_ФРАГМЕНТ ТЕКСТА_
________________________
И разве тот же Бретон не писал в «Первом манифесте сюрреализма»: «Я верю в то, что в будущем эти два состояния — сон и реальность, на первый взгляд не имеющие ничего общего, объединятся в своего рода абсолютную реальность, в сюрреальность»?

Итак, прозвучало слово «сюрреализм». Но о каком сюрреализме идет речь? В каком контексте? Сюрреализме в чьем понимании? В какой интерпретации? Со всеми своими исключениями, со всеми своими обязательствами и освобождением от них, со всеми своими кульбитами сюрреализм гораздо в меньшей степени, чем любое другое движение, является монолитным блоком, которому можно раз и навсегда дать четкое определение. Это живое явление, подверженное резкой смене настроений, постоянно находящееся в развитии в плане своих пристрастий, решений, симпатий и антипатий и порой не отличающееся последовательностью.

В 1924 году Бретон увлекался Фрейдом, сновидениями и бессознательным, изучал детское восприятие, превозносил «чудесное», выступал за свободу, проповедовал автоматизм, уточняя, правда, что тот имеет определенные границы, когда признался в своем желании — наперекор мнению Супо2 — исправить некоторые погрешности стиля в «Магнитных полях», ставших символом автоматического письма, и отредактировал свой роман «Надя». Его «подретушированный» вариант появился в 1962 году. В предисловии чувствовалась неловкость.
________________________
_ПИСЬМЕННЫЕ ЗАДАНИЯ_
1. Ответьте по отрывку о сюрреализме:
(а) В каком сочинении Бретон писал о слиянии сна и реальности в сюрреальность?
(б) В каком году Бретон увлекался Фрейдом, сновидениями и бессознательным?
(в) В каком году появился «подретушированный» вариант романа «Надя»?
2. Перечислите все произведения, названия которых приводятся в отрывке о сюрреализме.
3. Продолжите отрывок о сюрреализме, начав сразу после его последней фразы.
Строки ниже никак не связаны с отрывком о сюрреализме.

Необработанные записи:
________________________
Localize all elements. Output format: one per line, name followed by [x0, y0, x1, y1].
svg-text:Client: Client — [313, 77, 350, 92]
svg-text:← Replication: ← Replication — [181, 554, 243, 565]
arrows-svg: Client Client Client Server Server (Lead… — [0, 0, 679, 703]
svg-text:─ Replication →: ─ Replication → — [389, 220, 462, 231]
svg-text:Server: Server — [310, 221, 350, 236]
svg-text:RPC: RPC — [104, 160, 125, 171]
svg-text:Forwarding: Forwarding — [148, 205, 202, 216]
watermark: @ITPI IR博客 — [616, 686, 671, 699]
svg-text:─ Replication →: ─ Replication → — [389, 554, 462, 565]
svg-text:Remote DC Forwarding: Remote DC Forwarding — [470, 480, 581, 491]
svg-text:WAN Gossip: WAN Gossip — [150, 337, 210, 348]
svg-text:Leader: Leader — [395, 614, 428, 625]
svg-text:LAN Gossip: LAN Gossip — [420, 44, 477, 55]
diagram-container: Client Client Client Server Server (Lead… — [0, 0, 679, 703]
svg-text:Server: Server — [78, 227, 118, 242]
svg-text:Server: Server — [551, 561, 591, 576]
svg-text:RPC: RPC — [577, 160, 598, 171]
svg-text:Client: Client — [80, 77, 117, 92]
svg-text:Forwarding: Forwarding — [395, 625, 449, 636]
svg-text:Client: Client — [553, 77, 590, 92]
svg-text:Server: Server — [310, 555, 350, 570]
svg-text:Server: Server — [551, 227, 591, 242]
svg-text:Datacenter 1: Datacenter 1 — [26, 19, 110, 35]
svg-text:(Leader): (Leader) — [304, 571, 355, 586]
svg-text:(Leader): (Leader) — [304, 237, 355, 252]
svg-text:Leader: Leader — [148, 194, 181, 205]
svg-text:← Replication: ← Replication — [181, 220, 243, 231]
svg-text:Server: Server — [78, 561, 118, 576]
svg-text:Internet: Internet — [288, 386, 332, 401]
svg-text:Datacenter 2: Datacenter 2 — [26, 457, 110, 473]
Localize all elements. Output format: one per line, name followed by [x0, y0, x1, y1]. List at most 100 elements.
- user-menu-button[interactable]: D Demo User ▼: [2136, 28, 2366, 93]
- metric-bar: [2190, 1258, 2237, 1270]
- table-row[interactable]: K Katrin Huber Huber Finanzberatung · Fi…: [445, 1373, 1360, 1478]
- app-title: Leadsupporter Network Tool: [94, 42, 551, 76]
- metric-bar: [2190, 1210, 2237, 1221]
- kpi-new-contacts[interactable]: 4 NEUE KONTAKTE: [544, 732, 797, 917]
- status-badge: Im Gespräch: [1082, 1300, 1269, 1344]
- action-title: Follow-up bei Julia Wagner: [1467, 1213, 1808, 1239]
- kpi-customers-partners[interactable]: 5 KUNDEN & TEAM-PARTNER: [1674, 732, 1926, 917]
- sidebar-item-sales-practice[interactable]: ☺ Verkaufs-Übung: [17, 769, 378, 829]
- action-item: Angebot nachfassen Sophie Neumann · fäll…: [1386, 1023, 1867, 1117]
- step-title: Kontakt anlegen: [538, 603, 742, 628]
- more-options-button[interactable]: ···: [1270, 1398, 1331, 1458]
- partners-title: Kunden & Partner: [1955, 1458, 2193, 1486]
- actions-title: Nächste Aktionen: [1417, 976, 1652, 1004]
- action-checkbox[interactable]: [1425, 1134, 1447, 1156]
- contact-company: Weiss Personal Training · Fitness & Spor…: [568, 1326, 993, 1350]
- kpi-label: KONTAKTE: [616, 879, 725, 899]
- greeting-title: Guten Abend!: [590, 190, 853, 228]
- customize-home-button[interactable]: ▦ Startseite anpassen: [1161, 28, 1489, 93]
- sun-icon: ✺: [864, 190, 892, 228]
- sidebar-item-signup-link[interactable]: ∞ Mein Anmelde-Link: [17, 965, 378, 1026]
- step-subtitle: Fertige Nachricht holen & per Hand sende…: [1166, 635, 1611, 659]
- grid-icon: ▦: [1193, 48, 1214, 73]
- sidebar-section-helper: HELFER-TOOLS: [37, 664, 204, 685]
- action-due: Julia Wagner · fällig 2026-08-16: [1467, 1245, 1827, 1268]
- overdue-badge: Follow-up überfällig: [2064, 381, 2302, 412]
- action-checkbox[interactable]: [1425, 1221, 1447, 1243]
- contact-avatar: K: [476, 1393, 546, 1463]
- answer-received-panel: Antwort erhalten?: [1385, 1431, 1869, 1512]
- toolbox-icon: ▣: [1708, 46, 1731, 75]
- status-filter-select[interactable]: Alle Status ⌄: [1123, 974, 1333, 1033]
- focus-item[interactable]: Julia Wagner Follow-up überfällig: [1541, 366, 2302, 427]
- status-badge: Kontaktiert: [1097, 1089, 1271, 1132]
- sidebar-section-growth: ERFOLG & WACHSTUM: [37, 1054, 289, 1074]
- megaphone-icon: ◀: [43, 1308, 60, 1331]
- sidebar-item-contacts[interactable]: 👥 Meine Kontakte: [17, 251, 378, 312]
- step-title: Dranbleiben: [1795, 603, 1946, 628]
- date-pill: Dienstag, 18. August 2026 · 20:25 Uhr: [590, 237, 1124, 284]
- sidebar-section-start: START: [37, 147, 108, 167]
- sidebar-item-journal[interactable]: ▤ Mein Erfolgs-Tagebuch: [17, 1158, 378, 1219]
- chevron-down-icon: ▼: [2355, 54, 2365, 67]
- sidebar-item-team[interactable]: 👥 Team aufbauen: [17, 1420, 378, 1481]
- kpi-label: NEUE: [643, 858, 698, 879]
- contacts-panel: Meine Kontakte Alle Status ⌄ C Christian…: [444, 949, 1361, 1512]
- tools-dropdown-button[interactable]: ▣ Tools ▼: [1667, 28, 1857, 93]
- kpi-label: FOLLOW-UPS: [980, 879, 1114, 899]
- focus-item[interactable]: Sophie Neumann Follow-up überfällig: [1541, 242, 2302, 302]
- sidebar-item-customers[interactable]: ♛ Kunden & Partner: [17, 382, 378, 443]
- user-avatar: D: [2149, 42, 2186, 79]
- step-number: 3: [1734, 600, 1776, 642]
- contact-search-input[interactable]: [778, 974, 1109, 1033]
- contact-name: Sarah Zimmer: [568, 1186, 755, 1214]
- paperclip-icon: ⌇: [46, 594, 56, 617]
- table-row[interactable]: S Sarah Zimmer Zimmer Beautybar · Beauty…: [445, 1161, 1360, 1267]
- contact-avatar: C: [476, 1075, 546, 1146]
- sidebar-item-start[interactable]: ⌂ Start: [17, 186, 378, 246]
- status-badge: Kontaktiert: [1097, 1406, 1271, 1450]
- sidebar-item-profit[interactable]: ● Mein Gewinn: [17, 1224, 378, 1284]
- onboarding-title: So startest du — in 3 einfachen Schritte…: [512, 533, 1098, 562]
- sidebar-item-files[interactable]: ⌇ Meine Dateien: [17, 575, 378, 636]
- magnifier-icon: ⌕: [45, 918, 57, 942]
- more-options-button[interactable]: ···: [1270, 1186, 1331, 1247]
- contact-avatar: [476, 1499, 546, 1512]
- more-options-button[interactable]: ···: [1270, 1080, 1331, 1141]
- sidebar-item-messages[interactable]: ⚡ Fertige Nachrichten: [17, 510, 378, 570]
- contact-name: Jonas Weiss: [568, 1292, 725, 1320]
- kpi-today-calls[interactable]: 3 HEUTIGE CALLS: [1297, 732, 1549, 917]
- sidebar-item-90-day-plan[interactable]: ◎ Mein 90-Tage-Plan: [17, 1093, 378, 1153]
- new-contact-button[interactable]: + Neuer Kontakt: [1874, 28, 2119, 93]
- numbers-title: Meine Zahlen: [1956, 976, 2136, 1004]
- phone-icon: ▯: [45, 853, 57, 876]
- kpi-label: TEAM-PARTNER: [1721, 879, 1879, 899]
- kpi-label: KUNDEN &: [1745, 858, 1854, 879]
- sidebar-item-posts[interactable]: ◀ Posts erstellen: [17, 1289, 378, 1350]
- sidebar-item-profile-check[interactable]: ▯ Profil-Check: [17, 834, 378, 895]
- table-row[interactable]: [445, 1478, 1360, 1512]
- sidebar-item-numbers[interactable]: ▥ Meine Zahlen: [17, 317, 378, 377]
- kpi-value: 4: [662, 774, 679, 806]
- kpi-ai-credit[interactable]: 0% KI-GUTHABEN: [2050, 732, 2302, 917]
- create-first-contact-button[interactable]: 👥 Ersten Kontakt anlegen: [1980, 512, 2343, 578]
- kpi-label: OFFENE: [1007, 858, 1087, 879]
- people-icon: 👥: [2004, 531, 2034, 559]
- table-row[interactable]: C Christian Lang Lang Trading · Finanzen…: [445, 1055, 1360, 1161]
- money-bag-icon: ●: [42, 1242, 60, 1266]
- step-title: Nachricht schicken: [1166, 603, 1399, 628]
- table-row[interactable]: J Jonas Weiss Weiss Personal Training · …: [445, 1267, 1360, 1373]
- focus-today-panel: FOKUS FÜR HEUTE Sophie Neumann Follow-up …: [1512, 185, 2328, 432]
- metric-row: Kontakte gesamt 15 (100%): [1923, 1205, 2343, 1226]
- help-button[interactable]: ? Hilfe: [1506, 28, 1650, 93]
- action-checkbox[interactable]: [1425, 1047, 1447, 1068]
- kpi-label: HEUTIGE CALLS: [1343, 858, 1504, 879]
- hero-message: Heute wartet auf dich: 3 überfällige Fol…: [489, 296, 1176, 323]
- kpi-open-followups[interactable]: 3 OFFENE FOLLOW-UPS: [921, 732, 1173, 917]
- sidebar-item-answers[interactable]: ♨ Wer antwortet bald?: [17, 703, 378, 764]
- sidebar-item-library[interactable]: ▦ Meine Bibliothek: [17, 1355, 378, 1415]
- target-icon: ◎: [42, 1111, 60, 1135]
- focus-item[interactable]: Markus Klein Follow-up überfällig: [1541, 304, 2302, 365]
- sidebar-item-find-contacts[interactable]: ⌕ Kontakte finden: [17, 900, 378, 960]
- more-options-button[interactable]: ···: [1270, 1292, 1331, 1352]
________________________
_ОТВЕТЫ_
1.
(а) В «Первом манифесте сюрреализма».
(б) В 1924 году.
(в) В 1962 году.

2. «Первый манифест сюрреализма», «Магнитные поля», «Надя».

3.
Сюрреализм вместе со своим старшим братом дадаизмом, хотим мы того или нет, были движениями, существование которых ограничено периодом между двумя мировыми войнами. И Вернер Шпис3 был прав, включив в большую выставку в Центре Помпиду под названием «Сюрреалистическая революция» только те работы, которые были созданы до 1940 года.

Дадаизм появился в 1918 году как реакция на разруху, разочарование, кровавую бойню и крушение общечеловеческих ценностей. Если культура и искусство Запада смогли допустить подобный результат, то следует вообще отказаться от прежних критериев и создавать художественные произведения, не будучи связанными условностями и отражая всю правду жизни. Движение дада стало набирать силу. Дадаисты сконцентрировали свое внимание на бессмысленности и абсурдности окружающей действительности, фиксируя и выдвигая на первый план в литературе и искусстве волю случая, нарушая все правила жанра, отдавая предпочтение пародии перед прочими формами искусства и создав в живописи новую технику — коллаж.

Для желающих написать стихотворение у Тристана Тцара есть такой рецепт: «Возьмите газету. Возьмите ножницы. Подберите в газете статью такой длины, какой будет ваше стихотворение. Вырезайте статью. Затем старательно отрезайте составляющие эту статью слова и ссыпайте их в мешок. Тихонько помешайте. Потом извлекайте каждое слово в любом порядке и тщательно приставляйте одно к другому. Вот вам и стих».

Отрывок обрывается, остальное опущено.